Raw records
┏━━
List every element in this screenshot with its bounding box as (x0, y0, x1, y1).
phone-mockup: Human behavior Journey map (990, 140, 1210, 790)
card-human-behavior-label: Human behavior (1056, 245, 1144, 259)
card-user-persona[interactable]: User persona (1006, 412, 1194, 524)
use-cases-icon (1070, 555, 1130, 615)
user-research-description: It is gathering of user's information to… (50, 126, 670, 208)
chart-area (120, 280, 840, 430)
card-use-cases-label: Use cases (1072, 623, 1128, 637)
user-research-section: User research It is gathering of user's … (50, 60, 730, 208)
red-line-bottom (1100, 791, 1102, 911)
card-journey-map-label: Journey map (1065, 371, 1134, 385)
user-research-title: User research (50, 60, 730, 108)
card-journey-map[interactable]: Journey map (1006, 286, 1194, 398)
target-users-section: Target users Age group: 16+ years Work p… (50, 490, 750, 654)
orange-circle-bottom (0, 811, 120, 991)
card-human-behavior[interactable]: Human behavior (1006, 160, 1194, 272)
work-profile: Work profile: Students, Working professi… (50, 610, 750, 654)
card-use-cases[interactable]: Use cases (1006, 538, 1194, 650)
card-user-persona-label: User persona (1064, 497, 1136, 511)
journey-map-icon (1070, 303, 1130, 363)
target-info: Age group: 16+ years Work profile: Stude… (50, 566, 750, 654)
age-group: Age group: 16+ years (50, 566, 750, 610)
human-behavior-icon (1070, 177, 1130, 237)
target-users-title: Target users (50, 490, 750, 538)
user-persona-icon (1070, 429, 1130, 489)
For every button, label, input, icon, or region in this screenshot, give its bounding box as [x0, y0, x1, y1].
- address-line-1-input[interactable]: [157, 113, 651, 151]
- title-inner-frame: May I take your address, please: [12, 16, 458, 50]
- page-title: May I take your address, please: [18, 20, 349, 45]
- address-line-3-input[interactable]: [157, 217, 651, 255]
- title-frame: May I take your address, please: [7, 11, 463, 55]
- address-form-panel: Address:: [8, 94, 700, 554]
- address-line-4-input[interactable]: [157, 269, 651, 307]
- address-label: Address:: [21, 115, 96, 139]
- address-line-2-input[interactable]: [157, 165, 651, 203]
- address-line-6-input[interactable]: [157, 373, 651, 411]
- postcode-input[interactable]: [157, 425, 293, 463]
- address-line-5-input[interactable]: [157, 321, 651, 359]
┗━━
Requirement
Could you output every line of the material from its first line through the line containing "journey-map-icon (1070, 303, 1130, 363)", both ends included, as a numbered list with blank lines omitted?

Response
1. List every element in this screenshot with its bounding box as (x0, y0, x1, y1).
2. phone-mockup: Human behavior Journey map (990, 140, 1210, 790)
3. card-human-behavior-label: Human behavior (1056, 245, 1144, 259)
4. card-user-persona[interactable]: User persona (1006, 412, 1194, 524)
5. use-cases-icon (1070, 555, 1130, 615)
6. user-research-description: It is gathering of user's information to… (50, 126, 670, 208)
7. chart-area (120, 280, 840, 430)
8. card-use-cases-label: Use cases (1072, 623, 1128, 637)
9. user-research-section: User research It is gathering of user's … (50, 60, 730, 208)
10. red-line-bottom (1100, 791, 1102, 911)
11. card-journey-map-label: Journey map (1065, 371, 1134, 385)
12. user-research-title: User research (50, 60, 730, 108)
13. card-journey-map[interactable]: Journey map (1006, 286, 1194, 398)
14. target-users-section: Target users Age group: 16+ years Work p… (50, 490, 750, 654)
15. orange-circle-bottom (0, 811, 120, 991)
16. card-human-behavior[interactable]: Human behavior (1006, 160, 1194, 272)
17. work-profile: Work profile: Students, Working professi… (50, 610, 750, 654)
18. card-use-cases[interactable]: Use cases (1006, 538, 1194, 650)
19. card-user-persona-label: User persona (1064, 497, 1136, 511)
20. journey-map-icon (1070, 303, 1130, 363)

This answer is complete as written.